#### WHAT IS NEEDED:
Write out all of the lines below, exactly and completely.

#### MATERIAL FOR THIS EXERCISE:
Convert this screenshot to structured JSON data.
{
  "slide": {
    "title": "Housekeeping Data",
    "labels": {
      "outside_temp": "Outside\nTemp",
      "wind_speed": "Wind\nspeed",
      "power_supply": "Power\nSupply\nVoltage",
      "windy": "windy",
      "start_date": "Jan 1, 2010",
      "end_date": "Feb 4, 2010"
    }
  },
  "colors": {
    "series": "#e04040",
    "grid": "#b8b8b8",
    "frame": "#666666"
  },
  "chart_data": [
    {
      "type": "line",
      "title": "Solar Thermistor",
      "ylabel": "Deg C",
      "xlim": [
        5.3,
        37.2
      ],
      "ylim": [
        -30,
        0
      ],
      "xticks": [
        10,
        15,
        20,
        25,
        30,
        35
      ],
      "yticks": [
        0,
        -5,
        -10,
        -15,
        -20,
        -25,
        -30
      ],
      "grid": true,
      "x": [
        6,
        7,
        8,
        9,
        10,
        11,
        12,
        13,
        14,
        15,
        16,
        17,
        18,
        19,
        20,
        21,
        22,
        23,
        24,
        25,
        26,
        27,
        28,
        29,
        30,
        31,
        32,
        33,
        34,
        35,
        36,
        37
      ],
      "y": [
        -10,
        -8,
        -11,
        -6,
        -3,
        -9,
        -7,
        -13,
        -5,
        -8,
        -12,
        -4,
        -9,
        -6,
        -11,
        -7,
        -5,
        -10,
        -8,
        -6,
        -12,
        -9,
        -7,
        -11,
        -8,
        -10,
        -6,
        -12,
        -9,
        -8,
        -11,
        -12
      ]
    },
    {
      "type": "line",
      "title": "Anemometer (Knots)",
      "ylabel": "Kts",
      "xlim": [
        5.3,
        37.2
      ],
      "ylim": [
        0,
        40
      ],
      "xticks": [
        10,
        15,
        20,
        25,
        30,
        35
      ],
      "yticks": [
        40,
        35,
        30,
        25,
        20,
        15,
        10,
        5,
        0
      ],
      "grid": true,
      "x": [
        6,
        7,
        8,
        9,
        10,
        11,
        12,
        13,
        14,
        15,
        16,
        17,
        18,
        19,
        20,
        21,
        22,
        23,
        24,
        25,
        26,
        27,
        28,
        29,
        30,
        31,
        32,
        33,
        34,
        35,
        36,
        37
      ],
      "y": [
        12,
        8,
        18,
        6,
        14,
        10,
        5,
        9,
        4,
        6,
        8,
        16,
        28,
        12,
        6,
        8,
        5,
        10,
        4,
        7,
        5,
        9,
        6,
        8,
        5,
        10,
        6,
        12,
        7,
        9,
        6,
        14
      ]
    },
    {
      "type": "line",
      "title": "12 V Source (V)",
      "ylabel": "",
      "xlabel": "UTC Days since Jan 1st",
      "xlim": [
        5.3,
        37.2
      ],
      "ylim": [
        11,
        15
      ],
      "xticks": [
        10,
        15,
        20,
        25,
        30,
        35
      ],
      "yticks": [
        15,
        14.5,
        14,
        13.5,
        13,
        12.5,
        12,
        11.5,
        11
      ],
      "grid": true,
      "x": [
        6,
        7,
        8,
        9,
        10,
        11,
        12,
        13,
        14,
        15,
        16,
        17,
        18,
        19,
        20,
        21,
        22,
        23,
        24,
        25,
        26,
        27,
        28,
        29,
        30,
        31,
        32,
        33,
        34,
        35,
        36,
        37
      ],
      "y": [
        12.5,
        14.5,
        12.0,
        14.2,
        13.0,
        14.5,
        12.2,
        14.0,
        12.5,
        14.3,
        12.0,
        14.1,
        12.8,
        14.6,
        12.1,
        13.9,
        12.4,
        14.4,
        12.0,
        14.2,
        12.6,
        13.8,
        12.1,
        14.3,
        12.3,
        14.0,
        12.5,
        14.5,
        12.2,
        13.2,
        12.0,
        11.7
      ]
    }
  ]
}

#### ANSWER TO THE PROBLEM:
Convert this screenshot to structured JSON data.
{
  "slide": {
    "title": "Housekeeping Data",
    "labels": {
      "outside_temp": "Outside\nTemp",
      "wind_speed": "Wind\nspeed",
      "power_supply": "Power\nSupply\nVoltage",
      "windy": "windy",
      "start_date": "Jan 1, 2010",
      "end_date": "Feb 4, 2010"
    }
  },
  "colors": {
    "series": "#e04040",
    "grid": "#b8b8b8",
    "frame": "#666666"
  },
  "chart_data": [
    {
      "type": "line",
      "title": "Solar Thermistor",
      "ylabel": "Deg C",
      "xlim": [
        5.3,
        37.2
      ],
      "ylim": [
        -30,
        0
      ],
      "xticks": [
        10,
        15,
        20,
        25,
        30,
        35
      ],
      "yticks": [
        0,
        -5,
        -10,
        -15,
        -20,
        -25,
        -30
      ],
      "grid": true,
      "x": [
        6,
        7,
        8,
        9,
        10,
        11,
        12,
        13,
        14,
        15,
        16,
        17,
        18,
        19,
        20,
        21,
        22,
        23,
        24,
        25,
        26,
        27,
        28,
        29,
        30,
        31,
        32,
        33,
        34,
        35,
        36,
        37
      ],
      "y": [
        -10,
        -8,
        -11,
        -6,
        -3,
        -9,
        -7,
        -13,
        -5,
        -8,
        -12,
        -4,
        -9,
        -6,
        -11,
        -7,
        -5,
        -10,
        -8,
        -6,
        -12,
        -9,
        -7,
        -11,
        -8,
        -10,
        -6,
        -12,
        -9,
        -8,
        -11,
        -12
      ]
    },
    {
      "type": "line",
      "title": "Anemometer (Knots)",
      "ylabel": "Kts",
      "xlim": [
        5.3,
        37.2
      ],
      "ylim": [
        0,
        40
      ],
      "xticks": [
        10,
        15,
        20,
        25,
        30,
        35
      ],
      "yticks": [
        40,
        35,
        30,
        25,
        20,
        15,
        10,
        5,
        0
      ],
      "grid": true,
      "x": [
        6,
        7,
        8,
        9,
        10,
        11,
        12,
        13,
        14,
        15,
        16,
        17,
        18,
        19,
        20,
        21,
        22,
        23,
        24,
        25,
        26,
        27,
        28,
        29,
        30,
        31,
        32,
        33,
        34,
        35,
        36,
        37
      ],
      "y": [
        12,
        8,
        18,
        6,
        14,
        10,
        5,
        9,
        4,
        6,
        8,
        16,
        28,
        12,
        6,
        8,
        5,
        10,
        4,
        7,
        5,
        9,
        6,
        8,
        5,
        10,
        6,
        12,
        7,
        9,
        6,
        14
      ]
    },
    {
      "type": "line",
      "title": "12 V Source (V)",
      "ylabel": "",
      "xlabel": "UTC Days since Jan 1st",
      "xlim": [
        5.3,
        37.2
      ],
      "ylim": [
        11,
        15
      ],
      "xticks": [
        10,
        15,
        20,
        25,
        30,
        35
      ],
      "yticks": [
        15,
        14.5,
        14,
        13.5,
        13,
        12.5,
        12,
        11.5,
        11
      ],
      "grid": true,
      "x": [
        6,
        7,
        8,
        9,
        10,
        11,
        12,
        13,
        14,
        15,
        16,
        17,
        18,
        19,
        20,
        21,
        22,
        23,
        24,
        25,
        26,
        27,
        28,
        29,
        30,
        31,
        32,
        33,
        34,
        35,
        36,
        37
      ],
      "y": [
        12.5,
        14.5,
        12.0,
        14.2,
        13.0,
        14.5,
        12.2,
        14.0,
        12.5,
        14.3,
        12.0,
        14.1,
        12.8,
        14.6,
        12.1,
        13.9,
        12.4,
        14.4,
        12.0,
        14.2,
        12.6,
        13.8,
        12.1,
        14.3,
        12.3,
        14.0,
        12.5,
        14.5,
        12.2,
        13.2,
        12.0,
        11.7
      ]
    }
  ]
}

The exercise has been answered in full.